--- Dataset records Enclosed Below ---
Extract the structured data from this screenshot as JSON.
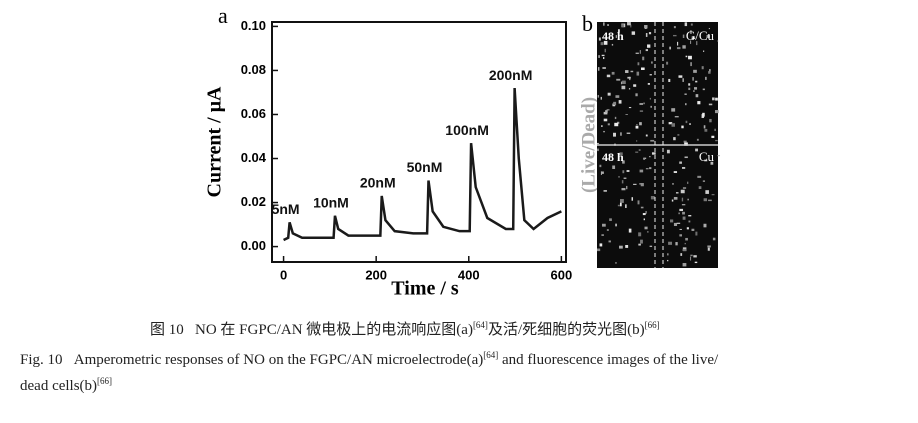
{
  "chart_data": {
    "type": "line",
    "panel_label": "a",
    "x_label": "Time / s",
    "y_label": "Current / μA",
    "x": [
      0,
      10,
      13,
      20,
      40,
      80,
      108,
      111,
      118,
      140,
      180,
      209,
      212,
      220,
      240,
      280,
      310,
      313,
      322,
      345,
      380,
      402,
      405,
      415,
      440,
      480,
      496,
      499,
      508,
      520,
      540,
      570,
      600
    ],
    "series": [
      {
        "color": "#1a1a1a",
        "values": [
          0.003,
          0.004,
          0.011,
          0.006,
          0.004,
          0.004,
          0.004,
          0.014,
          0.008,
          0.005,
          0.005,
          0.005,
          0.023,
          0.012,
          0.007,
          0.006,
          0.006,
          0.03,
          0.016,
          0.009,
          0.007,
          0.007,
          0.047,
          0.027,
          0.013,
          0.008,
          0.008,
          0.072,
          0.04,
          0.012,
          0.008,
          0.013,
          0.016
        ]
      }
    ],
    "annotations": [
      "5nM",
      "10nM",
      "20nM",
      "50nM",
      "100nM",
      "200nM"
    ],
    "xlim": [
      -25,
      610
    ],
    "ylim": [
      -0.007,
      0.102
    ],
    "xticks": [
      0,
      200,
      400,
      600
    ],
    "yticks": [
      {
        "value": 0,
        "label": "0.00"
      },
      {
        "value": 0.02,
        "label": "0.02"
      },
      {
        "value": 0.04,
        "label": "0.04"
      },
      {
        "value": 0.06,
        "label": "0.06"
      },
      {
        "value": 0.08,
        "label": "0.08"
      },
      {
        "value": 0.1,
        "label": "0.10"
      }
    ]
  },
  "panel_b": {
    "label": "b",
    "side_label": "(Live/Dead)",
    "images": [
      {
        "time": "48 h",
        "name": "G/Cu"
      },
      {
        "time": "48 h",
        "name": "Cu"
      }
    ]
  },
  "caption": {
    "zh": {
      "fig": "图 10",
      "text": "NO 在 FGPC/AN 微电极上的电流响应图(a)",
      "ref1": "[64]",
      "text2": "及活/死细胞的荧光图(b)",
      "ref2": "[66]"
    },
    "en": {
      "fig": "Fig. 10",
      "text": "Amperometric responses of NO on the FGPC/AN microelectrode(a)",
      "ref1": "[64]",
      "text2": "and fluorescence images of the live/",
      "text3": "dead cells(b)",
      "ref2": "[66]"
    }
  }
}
--- End of Enclosed Dataset records ---
--- Dataset records Enclosed Below ---
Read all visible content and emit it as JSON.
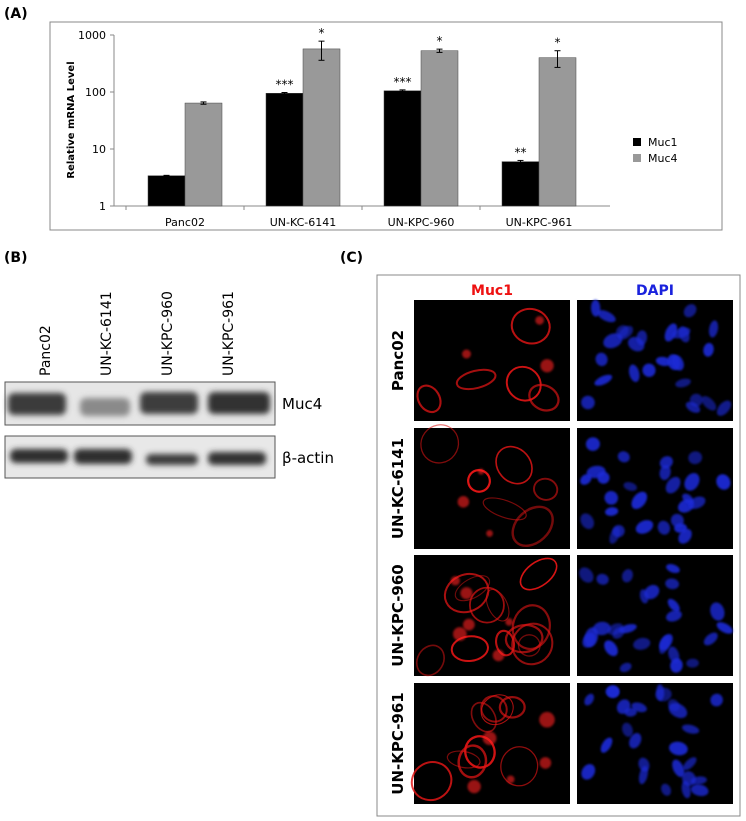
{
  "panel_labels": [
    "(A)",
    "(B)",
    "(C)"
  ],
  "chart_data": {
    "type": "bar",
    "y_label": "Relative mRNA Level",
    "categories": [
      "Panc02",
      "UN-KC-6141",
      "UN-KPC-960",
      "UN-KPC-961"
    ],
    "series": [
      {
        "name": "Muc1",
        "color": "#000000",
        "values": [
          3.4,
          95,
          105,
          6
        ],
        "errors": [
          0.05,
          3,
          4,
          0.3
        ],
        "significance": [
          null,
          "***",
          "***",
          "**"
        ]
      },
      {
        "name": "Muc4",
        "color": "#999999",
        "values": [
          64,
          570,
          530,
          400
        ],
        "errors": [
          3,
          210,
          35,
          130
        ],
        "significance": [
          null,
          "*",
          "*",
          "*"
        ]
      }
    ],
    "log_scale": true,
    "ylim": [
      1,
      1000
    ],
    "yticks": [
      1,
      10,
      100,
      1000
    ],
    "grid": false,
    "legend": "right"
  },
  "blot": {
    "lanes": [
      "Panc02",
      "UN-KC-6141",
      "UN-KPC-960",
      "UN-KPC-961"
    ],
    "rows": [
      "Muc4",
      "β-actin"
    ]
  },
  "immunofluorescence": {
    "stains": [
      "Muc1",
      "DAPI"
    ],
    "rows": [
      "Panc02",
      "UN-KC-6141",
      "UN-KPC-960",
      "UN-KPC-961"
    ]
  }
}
--- End of Enclosed Dataset records ---
**Work instructions**
Each line of the records that holds the word "FGPC" should be copied out.

**Written answer**
      "text": "NO 在 FGPC/AN 微电极上的电流响应图(a)",
      "text": "Amperometric responses of NO on the FGPC/AN microelectrode(a)",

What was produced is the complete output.